[Figure record extracts]

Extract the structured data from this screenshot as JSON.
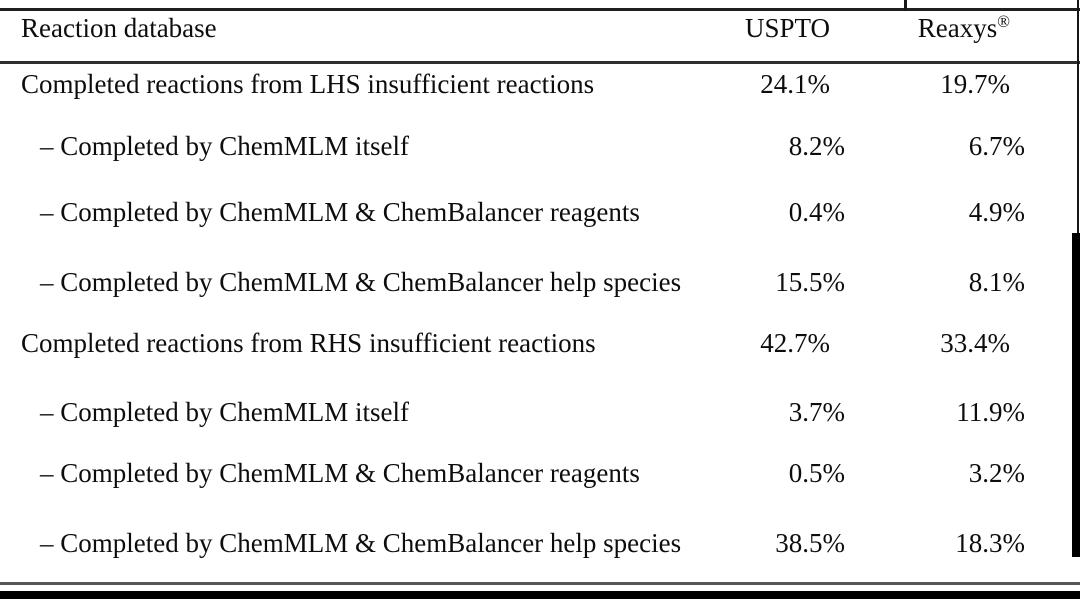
{
  "table": {
    "header": {
      "col1": "Reaction database",
      "col2": "USPTO",
      "col3_name": "Reaxys",
      "col3_sup": "®"
    },
    "rows": [
      {
        "label": "Completed reactions from LHS insufficient reactions",
        "uspto": "24.1%",
        "reaxys": "19.7%",
        "sub": false
      },
      {
        "label": "– Completed by ChemMLM itself",
        "uspto": "8.2%",
        "reaxys": "6.7%",
        "sub": true
      },
      {
        "label": "– Completed by ChemMLM & ChemBalancer reagents",
        "uspto": "0.4%",
        "reaxys": "4.9%",
        "sub": true
      },
      {
        "label": "– Completed by ChemMLM & ChemBalancer help species",
        "uspto": "15.5%",
        "reaxys": "8.1%",
        "sub": true
      },
      {
        "label": "Completed reactions from RHS insufficient reactions",
        "uspto": "42.7%",
        "reaxys": "33.4%",
        "sub": false
      },
      {
        "label": "– Completed by ChemMLM itself",
        "uspto": "3.7%",
        "reaxys": "11.9%",
        "sub": true
      },
      {
        "label": "– Completed by ChemMLM & ChemBalancer reagents",
        "uspto": "0.5%",
        "reaxys": "3.2%",
        "sub": true
      },
      {
        "label": "– Completed by ChemMLM & ChemBalancer help species",
        "uspto": "38.5%",
        "reaxys": "18.3%",
        "sub": true
      }
    ],
    "colors": {
      "text": "#0d0d0d",
      "top_rule": "#1f1f1f",
      "header_rule": "#2e2e2e",
      "bottom_rule": "#565656",
      "edge_bar": "#000000"
    }
  }
}
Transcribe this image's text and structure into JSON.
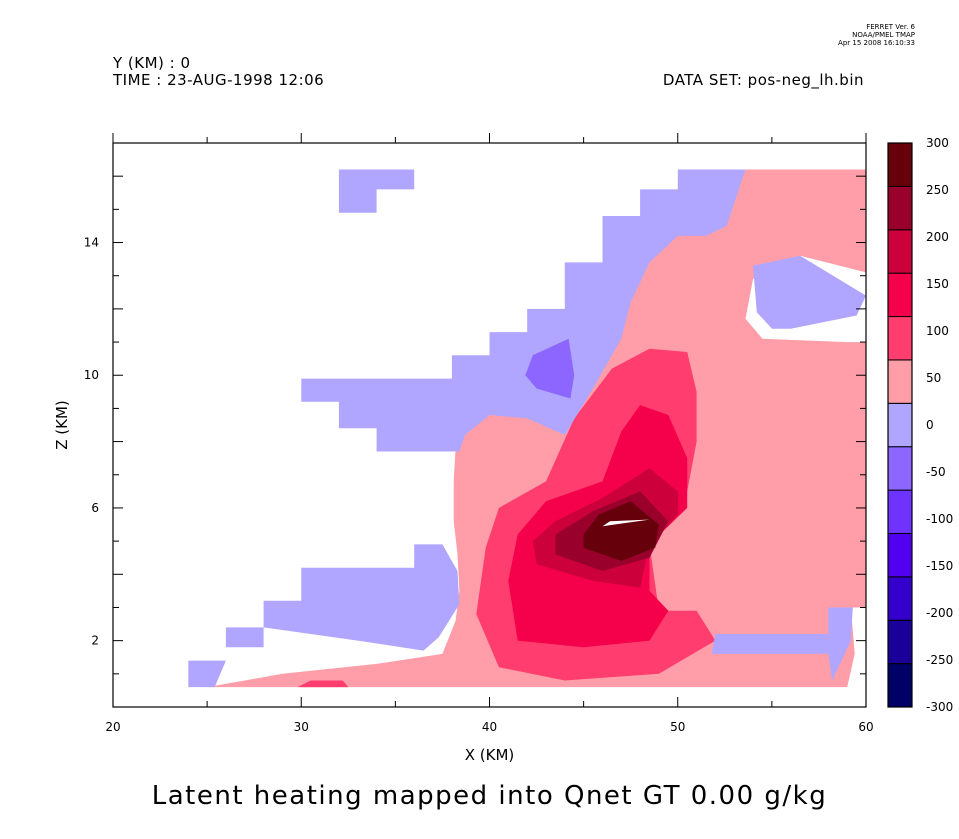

SET PROBLEM = Read the data above. Pull out each line in which the string "this" appears.

WRITTEN ANSWER =
Extract the structured data from this screenshot as JSON.
Transcribe this image's text and structure into JSON.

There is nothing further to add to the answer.